Exercise description: List every line below containing "text".

Collection entries:
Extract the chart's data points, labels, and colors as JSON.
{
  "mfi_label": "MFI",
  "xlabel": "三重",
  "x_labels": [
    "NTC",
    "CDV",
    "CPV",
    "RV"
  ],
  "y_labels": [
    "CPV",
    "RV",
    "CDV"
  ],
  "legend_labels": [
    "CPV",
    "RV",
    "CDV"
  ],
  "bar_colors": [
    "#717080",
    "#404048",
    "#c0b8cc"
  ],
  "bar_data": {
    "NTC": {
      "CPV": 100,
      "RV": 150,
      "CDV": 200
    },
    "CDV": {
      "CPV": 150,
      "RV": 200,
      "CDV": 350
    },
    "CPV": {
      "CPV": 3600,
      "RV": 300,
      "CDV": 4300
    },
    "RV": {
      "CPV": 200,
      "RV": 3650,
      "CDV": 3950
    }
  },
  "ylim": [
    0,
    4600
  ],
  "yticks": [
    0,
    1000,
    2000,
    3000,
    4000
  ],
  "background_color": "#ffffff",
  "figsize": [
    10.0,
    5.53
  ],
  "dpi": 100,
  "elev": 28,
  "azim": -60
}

* * *

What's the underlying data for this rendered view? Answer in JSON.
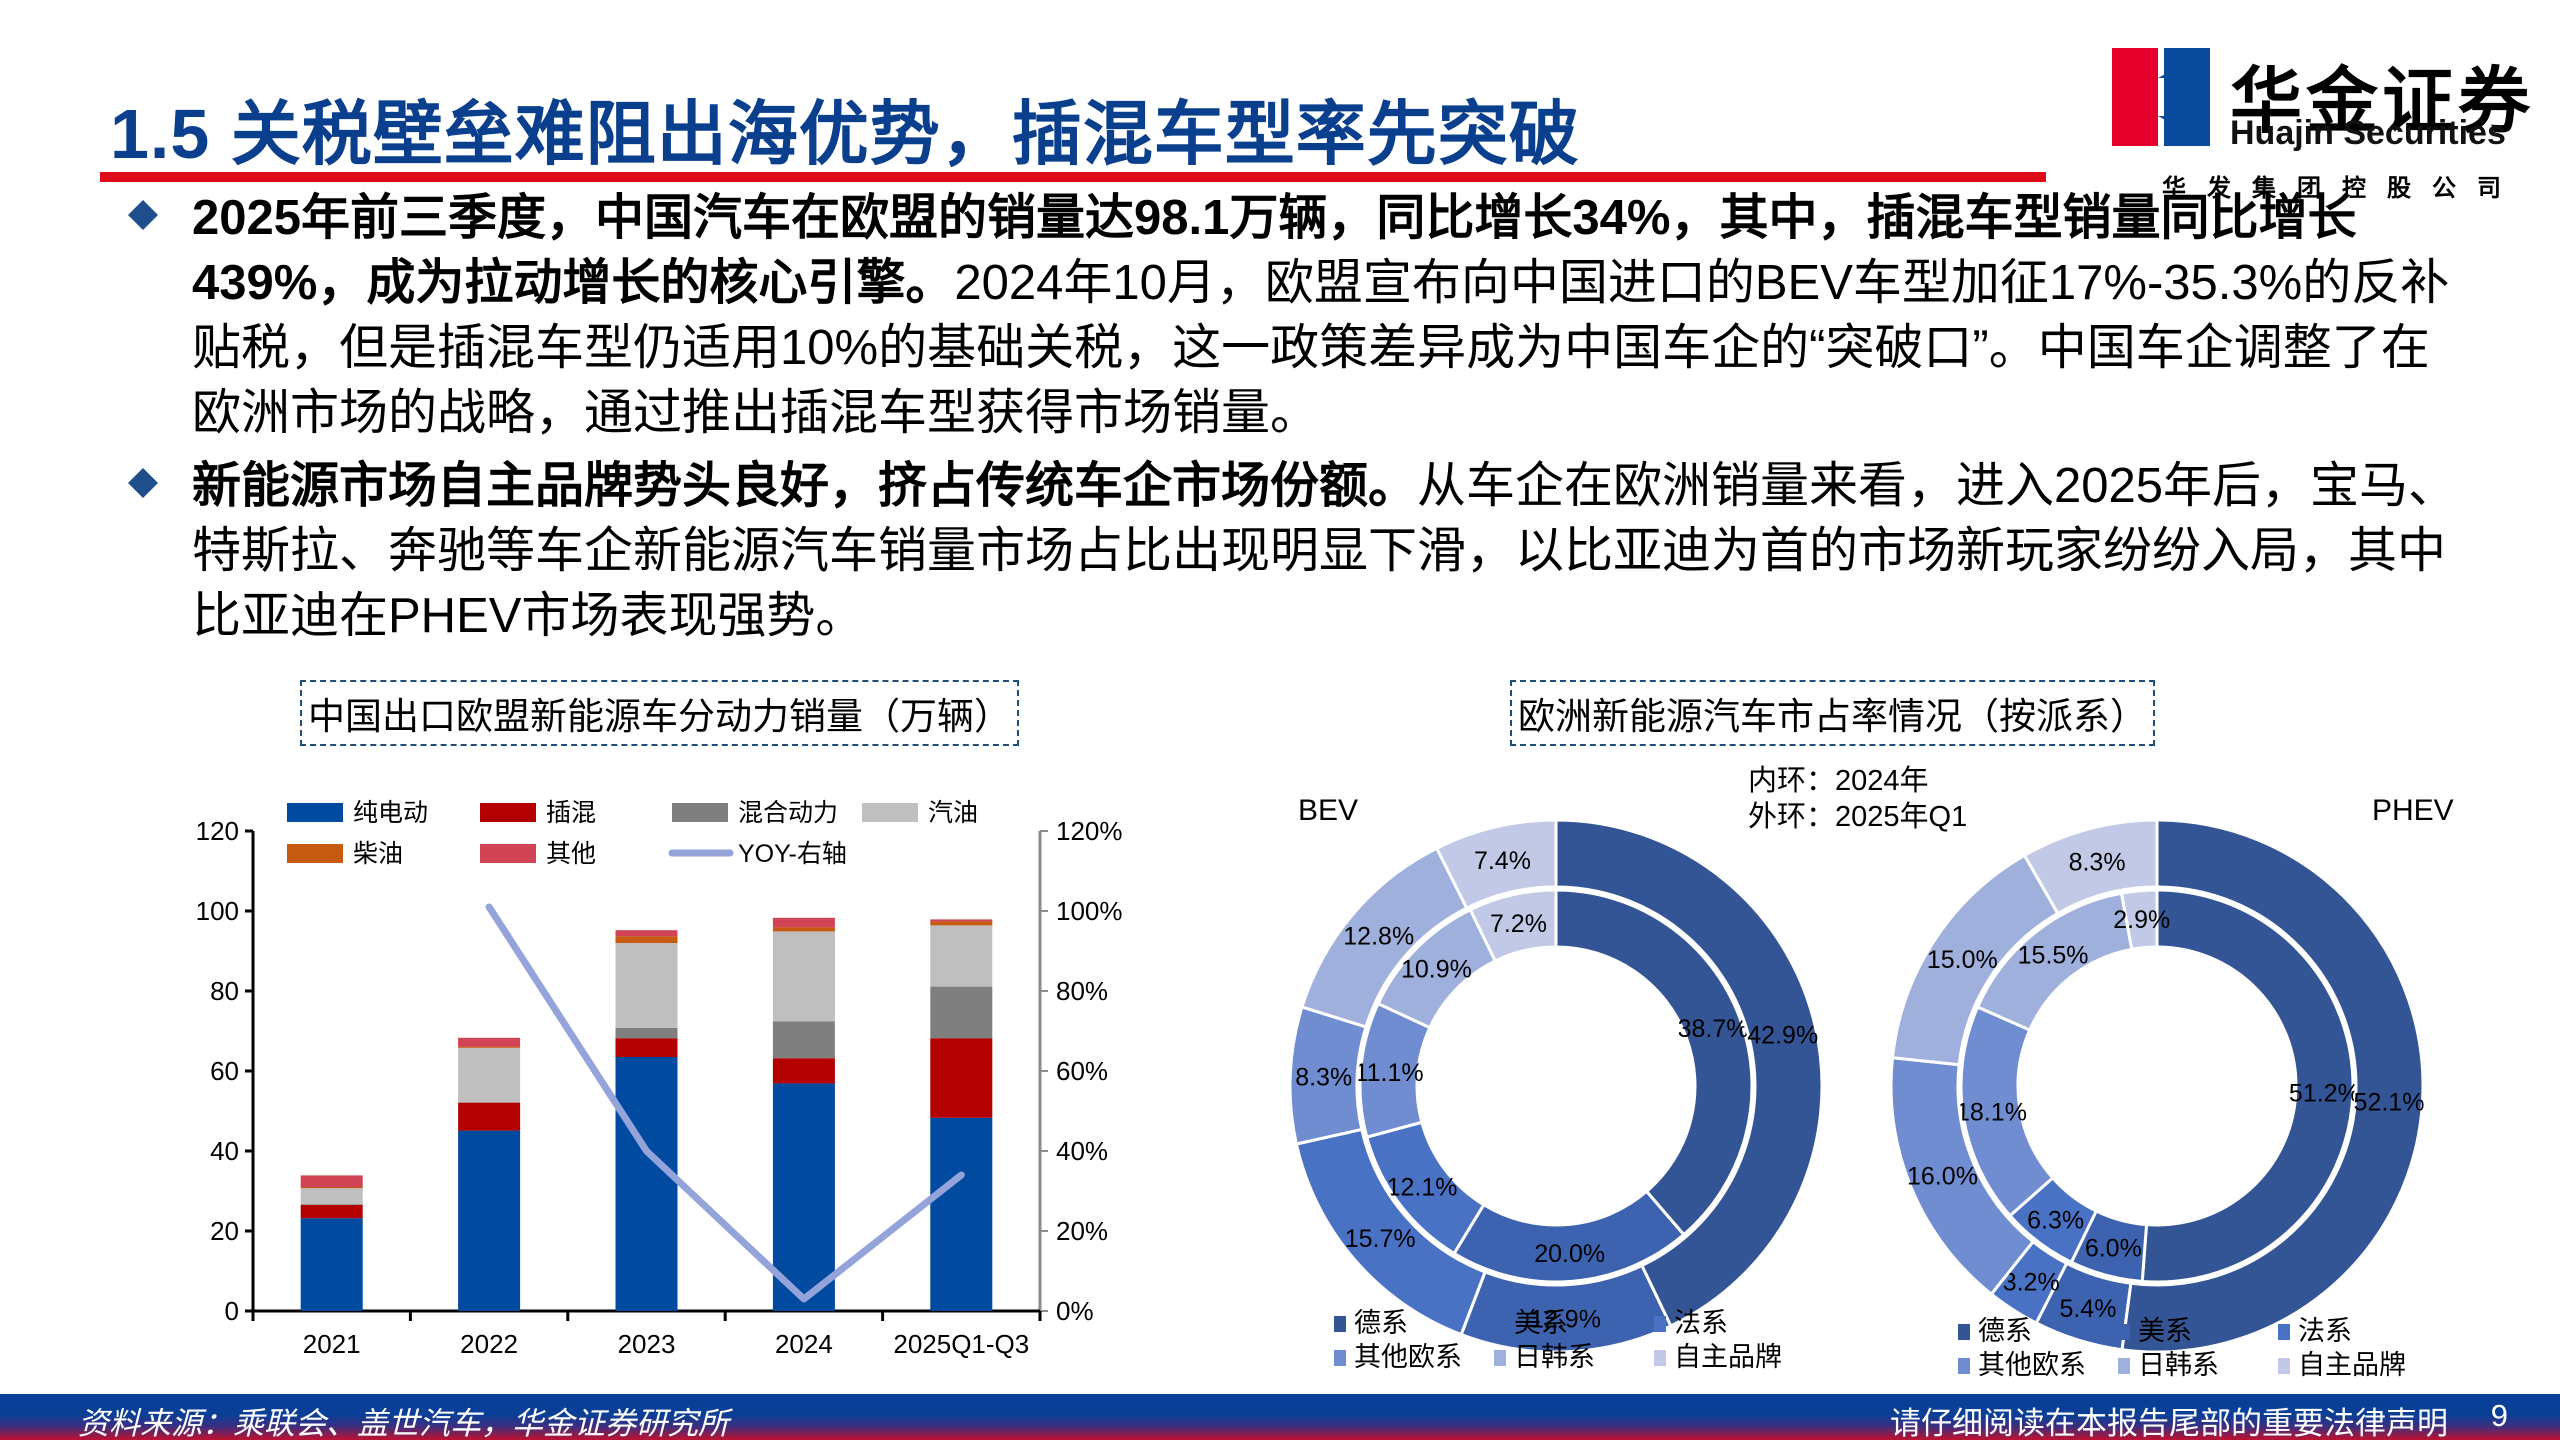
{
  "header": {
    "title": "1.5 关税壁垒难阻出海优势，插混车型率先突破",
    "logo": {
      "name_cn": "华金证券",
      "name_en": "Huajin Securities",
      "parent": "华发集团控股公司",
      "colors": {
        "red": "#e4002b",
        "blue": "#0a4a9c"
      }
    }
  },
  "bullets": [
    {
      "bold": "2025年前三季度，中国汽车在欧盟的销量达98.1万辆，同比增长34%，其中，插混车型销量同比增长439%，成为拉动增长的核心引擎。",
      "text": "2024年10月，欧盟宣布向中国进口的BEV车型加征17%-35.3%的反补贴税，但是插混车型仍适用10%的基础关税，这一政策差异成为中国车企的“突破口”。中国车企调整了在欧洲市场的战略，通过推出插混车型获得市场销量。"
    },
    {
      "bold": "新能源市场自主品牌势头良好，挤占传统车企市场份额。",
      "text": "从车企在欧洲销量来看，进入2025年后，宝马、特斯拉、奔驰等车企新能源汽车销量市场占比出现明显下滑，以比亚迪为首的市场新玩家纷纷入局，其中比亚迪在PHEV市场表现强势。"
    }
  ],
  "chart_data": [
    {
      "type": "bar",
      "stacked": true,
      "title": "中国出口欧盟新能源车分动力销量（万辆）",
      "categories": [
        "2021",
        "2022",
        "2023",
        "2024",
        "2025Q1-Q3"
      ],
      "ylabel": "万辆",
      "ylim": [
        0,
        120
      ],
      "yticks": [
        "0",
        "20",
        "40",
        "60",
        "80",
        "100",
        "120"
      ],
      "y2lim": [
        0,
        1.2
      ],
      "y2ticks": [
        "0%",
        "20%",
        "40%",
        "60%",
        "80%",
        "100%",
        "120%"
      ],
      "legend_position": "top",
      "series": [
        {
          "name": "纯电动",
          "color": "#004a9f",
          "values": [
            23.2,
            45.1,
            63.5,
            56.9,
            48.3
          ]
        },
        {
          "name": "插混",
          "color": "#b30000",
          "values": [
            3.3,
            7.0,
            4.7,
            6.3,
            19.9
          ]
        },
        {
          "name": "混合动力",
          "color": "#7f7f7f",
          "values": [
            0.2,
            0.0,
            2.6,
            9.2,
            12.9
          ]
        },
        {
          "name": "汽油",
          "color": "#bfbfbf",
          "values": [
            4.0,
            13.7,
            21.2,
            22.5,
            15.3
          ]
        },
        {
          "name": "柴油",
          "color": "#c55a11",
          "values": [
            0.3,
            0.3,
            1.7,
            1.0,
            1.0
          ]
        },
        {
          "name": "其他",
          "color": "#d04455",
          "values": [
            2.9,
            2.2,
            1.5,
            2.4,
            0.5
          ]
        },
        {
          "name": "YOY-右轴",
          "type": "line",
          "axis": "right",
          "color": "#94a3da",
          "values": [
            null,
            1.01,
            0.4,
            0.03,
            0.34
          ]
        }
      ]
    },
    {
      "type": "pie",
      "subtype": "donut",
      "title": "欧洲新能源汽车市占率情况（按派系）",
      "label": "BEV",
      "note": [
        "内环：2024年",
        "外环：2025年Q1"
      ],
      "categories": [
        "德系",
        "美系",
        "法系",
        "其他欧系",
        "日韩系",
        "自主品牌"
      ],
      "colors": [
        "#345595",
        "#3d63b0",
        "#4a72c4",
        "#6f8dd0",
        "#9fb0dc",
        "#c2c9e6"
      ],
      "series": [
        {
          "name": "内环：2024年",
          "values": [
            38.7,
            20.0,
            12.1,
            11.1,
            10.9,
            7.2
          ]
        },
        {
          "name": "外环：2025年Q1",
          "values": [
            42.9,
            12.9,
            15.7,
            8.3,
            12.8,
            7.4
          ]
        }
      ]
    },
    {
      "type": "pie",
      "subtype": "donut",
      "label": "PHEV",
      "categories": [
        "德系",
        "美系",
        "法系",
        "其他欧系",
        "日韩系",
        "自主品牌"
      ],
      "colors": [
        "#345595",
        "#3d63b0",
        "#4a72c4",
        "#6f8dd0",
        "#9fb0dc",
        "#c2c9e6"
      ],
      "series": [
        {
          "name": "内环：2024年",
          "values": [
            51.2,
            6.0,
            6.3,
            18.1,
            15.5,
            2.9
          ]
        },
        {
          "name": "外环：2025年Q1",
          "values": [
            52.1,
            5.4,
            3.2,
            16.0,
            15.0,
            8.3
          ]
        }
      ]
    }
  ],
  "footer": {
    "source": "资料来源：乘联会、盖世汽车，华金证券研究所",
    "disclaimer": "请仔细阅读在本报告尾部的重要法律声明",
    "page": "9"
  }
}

Written response:
      "text": "2024年10月，欧盟宣布向中国进口的BEV车型加征17%-35.3%的反补贴税，但是插混车型仍适用10%的基础关税，这一政策差异成为中国车企的“突破口”。中国车企调整了在欧洲市场的战略，通过推出插混车型获得市场销量。"
      "text": "从车企在欧洲销量来看，进入2025年后，宝马、特斯拉、奔驰等车企新能源汽车销量市场占比出现明显下滑，以比亚迪为首的市场新玩家纷纷入局，其中比亚迪在PHEV市场表现强势。"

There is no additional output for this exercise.